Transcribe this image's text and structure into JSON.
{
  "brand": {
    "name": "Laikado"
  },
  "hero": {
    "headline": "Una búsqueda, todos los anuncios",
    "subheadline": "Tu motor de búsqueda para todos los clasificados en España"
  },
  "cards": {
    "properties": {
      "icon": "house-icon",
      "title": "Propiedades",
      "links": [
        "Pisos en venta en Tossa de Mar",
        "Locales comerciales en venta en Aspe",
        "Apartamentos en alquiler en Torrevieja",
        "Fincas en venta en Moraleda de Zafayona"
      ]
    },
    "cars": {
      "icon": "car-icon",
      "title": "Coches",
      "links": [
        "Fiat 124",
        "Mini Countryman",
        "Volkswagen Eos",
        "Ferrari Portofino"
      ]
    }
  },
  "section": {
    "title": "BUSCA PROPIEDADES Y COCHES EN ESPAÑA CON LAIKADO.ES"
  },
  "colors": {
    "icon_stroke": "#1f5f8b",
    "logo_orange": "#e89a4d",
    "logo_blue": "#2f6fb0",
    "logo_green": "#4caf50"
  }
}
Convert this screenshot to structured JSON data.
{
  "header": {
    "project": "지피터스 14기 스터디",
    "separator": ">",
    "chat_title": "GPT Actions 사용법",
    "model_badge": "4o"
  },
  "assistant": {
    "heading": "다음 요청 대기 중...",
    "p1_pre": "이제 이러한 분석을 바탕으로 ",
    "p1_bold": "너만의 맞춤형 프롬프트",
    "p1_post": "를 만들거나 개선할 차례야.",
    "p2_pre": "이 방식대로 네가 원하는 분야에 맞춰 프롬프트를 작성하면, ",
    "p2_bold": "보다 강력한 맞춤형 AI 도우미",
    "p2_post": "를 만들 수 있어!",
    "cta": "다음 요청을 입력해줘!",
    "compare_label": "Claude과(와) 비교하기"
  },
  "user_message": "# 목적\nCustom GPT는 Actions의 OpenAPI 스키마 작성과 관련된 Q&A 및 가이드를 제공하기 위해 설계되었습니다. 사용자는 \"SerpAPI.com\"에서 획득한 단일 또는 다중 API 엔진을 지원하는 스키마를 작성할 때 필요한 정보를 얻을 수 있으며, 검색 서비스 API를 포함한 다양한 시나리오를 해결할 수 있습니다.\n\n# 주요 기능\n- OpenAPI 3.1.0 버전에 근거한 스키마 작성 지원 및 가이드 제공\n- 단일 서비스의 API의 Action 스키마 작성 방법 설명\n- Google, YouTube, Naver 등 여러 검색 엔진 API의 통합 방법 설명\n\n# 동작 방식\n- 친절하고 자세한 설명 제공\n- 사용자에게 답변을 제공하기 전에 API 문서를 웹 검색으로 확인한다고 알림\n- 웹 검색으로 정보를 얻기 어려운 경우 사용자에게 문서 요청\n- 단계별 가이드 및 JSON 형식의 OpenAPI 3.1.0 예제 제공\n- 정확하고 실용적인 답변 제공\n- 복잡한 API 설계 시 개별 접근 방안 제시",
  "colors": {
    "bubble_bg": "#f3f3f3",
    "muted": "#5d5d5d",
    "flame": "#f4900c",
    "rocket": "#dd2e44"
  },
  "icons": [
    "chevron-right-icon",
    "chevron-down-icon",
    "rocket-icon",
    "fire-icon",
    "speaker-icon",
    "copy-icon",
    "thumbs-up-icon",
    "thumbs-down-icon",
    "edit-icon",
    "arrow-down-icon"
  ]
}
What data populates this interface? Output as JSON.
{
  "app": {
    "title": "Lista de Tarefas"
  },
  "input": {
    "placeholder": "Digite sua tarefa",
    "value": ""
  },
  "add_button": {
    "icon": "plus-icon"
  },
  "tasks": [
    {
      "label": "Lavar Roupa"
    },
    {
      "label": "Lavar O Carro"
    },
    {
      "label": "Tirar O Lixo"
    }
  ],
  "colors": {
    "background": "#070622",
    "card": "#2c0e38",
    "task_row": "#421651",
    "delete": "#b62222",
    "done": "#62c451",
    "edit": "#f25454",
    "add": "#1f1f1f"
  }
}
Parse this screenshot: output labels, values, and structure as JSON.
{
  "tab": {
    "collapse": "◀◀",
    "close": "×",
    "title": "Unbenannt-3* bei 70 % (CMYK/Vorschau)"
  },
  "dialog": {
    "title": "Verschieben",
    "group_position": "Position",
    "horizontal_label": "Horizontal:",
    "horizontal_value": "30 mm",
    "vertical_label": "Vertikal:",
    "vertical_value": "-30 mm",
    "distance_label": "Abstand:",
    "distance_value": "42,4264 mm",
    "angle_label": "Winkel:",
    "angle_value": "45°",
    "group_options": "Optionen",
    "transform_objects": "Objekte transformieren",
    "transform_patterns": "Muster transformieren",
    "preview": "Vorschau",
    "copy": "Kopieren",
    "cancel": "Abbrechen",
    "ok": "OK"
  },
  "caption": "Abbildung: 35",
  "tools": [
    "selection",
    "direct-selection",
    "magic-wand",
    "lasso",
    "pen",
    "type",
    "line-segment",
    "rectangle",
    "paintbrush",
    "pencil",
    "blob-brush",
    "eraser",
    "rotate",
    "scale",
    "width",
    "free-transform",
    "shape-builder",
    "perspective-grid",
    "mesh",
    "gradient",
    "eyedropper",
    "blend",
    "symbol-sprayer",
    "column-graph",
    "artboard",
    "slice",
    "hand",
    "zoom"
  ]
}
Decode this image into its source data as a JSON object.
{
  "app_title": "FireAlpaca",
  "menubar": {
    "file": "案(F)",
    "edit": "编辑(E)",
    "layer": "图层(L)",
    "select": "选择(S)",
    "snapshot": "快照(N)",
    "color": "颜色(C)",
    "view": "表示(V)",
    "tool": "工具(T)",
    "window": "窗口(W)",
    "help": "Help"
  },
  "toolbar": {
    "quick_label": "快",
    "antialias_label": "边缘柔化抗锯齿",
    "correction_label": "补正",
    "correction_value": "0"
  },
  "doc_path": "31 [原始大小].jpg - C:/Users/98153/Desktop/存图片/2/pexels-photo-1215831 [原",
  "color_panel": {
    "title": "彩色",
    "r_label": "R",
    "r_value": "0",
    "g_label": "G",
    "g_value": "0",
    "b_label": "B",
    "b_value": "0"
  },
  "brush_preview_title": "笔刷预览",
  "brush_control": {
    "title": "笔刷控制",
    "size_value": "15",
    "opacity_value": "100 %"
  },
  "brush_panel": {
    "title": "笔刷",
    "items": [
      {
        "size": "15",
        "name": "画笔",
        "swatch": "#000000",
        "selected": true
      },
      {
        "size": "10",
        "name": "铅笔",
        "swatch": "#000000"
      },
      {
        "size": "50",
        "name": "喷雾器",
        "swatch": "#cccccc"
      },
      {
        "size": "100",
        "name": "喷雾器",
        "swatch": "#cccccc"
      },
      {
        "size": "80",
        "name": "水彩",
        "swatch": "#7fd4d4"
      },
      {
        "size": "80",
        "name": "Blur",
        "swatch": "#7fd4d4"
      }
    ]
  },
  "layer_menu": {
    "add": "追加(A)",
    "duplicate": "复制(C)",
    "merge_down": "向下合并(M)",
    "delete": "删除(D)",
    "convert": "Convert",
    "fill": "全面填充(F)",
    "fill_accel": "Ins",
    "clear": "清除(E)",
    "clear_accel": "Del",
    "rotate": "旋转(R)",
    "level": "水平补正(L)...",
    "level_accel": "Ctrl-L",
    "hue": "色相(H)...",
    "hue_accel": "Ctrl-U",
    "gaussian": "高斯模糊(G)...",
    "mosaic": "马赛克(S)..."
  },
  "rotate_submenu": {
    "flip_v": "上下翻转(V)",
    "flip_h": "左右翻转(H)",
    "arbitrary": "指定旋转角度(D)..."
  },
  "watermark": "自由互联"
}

--------------------------------

● Challenge: Of the lines above, how many hold the string "Convert"? Answer with only the number.

● Exercise output: 2